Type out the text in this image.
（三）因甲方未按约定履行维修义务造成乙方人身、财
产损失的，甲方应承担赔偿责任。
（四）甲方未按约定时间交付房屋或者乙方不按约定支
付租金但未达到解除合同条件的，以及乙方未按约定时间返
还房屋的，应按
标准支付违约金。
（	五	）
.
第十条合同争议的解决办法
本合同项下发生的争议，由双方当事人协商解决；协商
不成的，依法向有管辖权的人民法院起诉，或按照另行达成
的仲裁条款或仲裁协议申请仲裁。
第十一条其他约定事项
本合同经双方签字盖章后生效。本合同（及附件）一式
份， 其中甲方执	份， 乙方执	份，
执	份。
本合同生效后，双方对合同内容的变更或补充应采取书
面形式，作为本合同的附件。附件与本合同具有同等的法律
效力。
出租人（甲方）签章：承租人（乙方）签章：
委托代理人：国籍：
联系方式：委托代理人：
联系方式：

--------------------------------

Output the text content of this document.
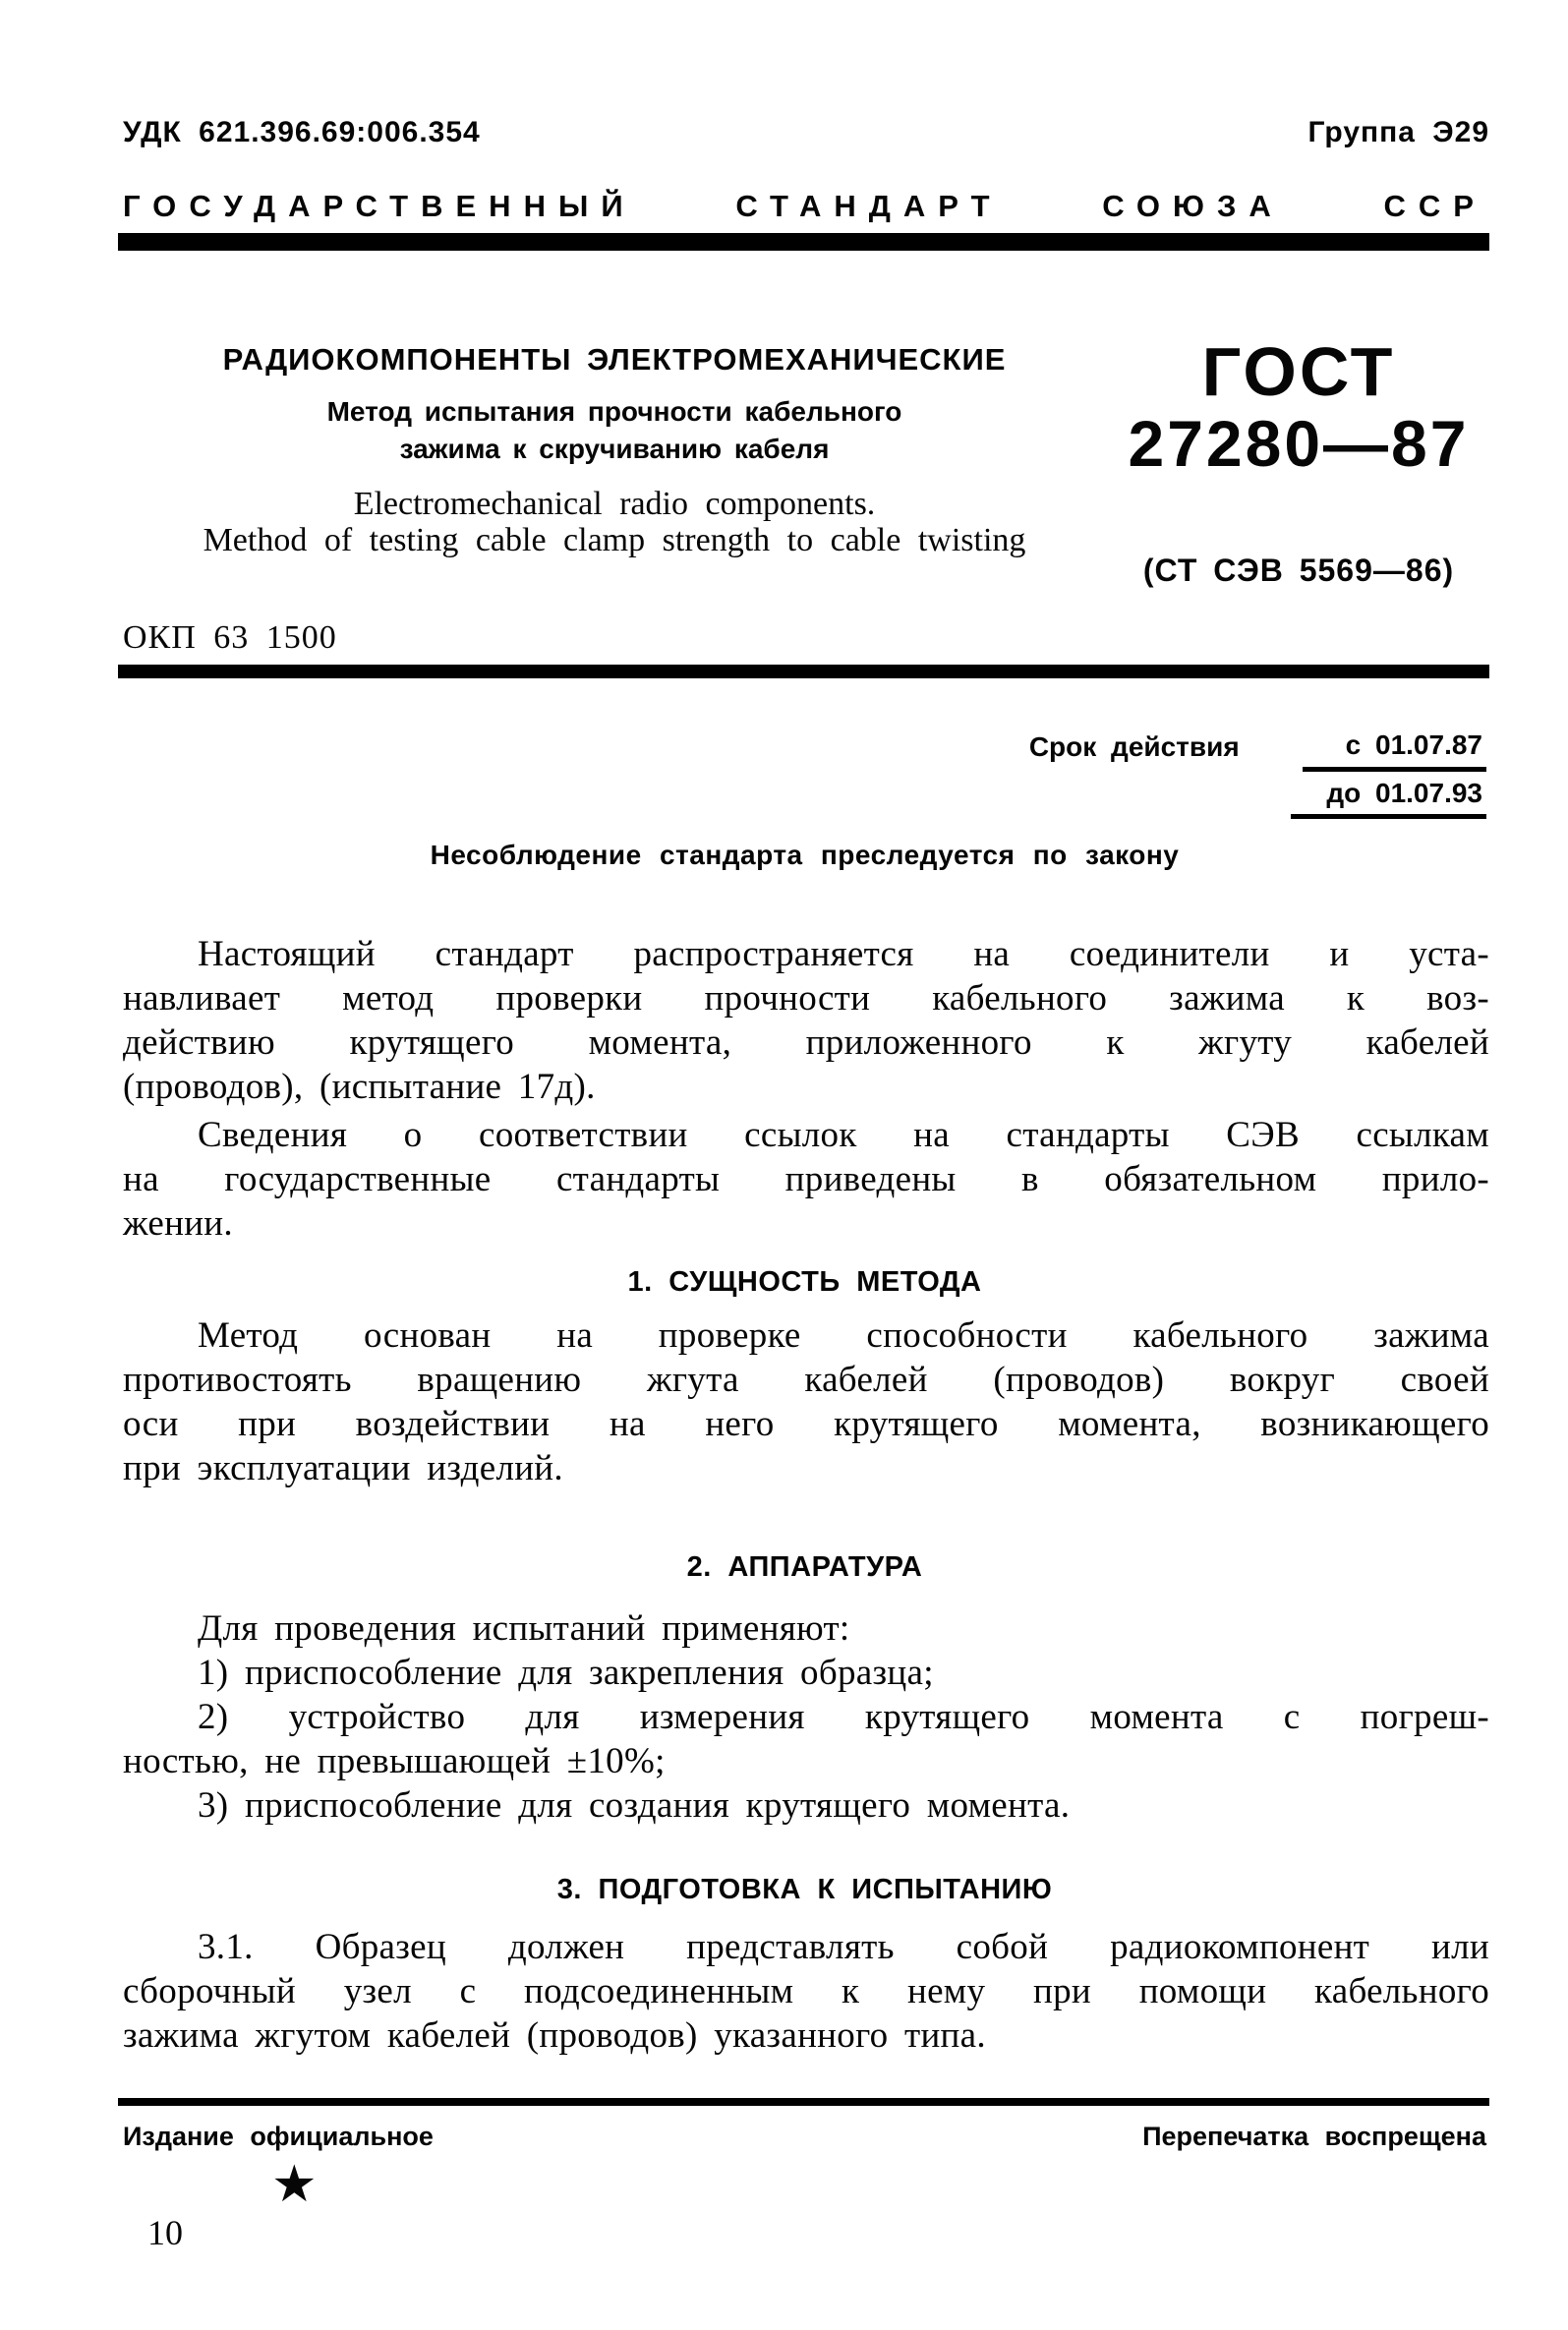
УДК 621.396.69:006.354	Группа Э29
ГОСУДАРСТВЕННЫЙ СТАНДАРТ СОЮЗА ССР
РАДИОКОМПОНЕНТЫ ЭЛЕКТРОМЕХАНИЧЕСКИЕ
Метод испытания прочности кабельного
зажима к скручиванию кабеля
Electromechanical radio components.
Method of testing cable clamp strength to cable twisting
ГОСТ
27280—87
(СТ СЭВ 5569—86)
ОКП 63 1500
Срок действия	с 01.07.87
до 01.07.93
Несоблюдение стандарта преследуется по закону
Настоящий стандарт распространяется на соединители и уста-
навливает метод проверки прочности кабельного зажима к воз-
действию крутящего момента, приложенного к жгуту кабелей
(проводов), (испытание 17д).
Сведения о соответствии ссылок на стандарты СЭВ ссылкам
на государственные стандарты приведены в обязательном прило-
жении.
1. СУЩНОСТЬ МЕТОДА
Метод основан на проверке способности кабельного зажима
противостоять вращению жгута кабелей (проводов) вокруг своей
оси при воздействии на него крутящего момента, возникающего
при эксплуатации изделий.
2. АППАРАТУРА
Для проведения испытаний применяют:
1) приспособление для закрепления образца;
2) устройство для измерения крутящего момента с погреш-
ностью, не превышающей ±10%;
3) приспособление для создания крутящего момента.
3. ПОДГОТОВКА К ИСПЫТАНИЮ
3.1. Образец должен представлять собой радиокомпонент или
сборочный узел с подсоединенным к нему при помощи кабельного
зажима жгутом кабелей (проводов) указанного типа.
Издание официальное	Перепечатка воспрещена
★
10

--------------------------------

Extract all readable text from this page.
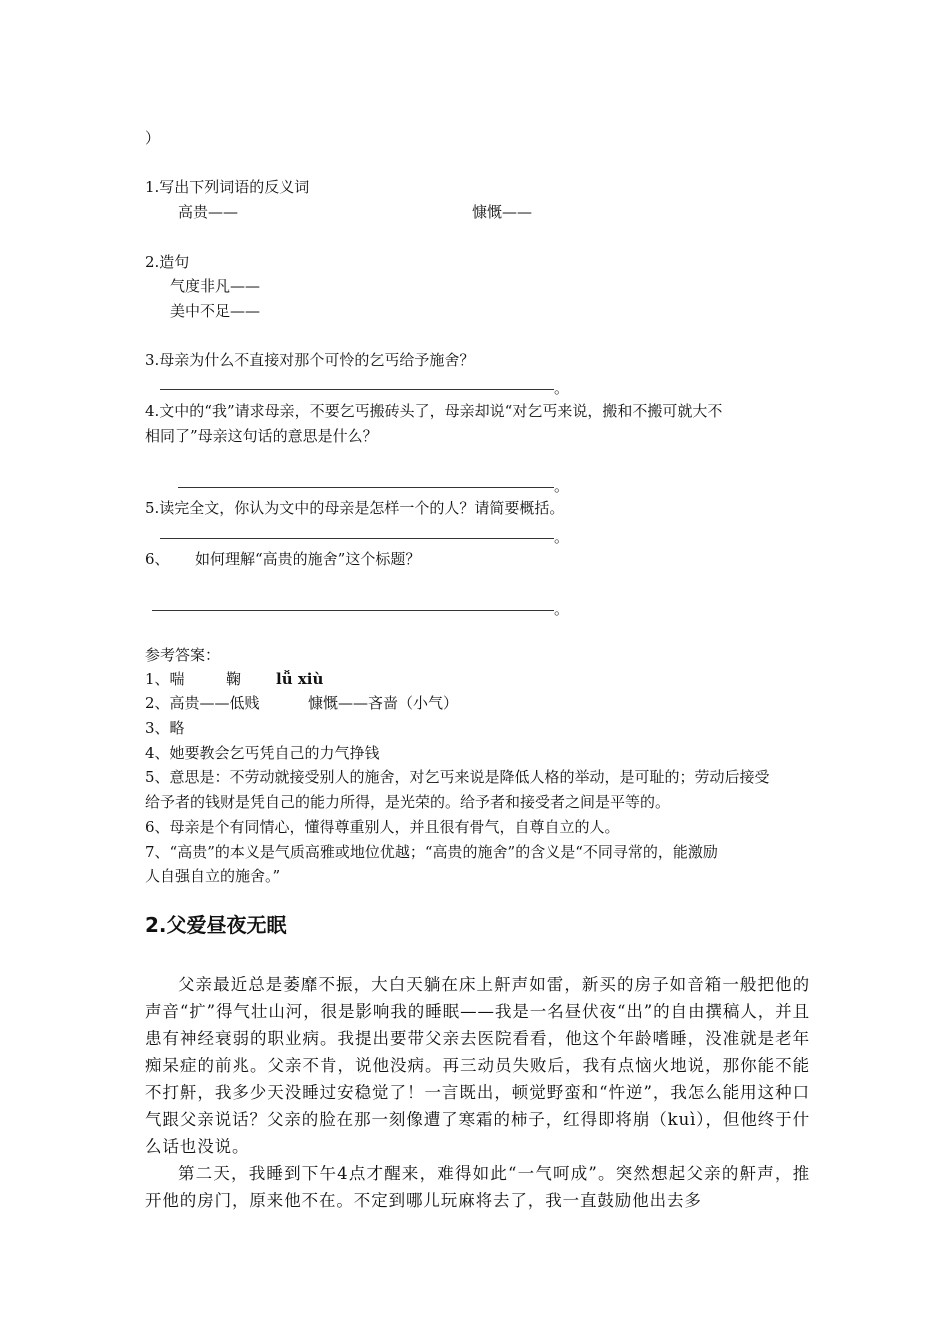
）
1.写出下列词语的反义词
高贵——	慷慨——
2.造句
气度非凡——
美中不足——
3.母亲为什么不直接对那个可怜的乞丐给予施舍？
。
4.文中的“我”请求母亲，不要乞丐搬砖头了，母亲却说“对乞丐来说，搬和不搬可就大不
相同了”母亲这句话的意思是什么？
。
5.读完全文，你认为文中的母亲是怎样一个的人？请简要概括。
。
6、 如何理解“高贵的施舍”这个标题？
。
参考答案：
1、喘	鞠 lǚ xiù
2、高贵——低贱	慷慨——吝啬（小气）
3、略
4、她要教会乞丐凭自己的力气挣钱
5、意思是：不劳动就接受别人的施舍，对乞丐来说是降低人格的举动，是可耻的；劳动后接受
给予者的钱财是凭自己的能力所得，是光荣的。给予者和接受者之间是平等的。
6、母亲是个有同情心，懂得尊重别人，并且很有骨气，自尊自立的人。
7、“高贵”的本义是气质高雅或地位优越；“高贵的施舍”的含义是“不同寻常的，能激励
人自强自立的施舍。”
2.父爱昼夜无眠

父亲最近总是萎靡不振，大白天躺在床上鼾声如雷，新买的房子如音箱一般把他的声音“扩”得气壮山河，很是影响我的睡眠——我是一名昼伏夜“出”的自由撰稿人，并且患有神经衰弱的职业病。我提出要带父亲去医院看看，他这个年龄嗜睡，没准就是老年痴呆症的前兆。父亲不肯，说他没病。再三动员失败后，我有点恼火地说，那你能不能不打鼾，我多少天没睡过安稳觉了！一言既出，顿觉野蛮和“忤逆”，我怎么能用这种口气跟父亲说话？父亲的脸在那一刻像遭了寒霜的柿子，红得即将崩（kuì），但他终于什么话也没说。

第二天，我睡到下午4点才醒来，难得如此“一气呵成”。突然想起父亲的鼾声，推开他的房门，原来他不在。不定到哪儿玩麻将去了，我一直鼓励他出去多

--------------------------------

Exercise goal: Identify the lines in the entries that hold "this" and return each one.

Solution to the exercise:
Type out the text in this image.
Output the text content of this document.
Extract all readable text from this page.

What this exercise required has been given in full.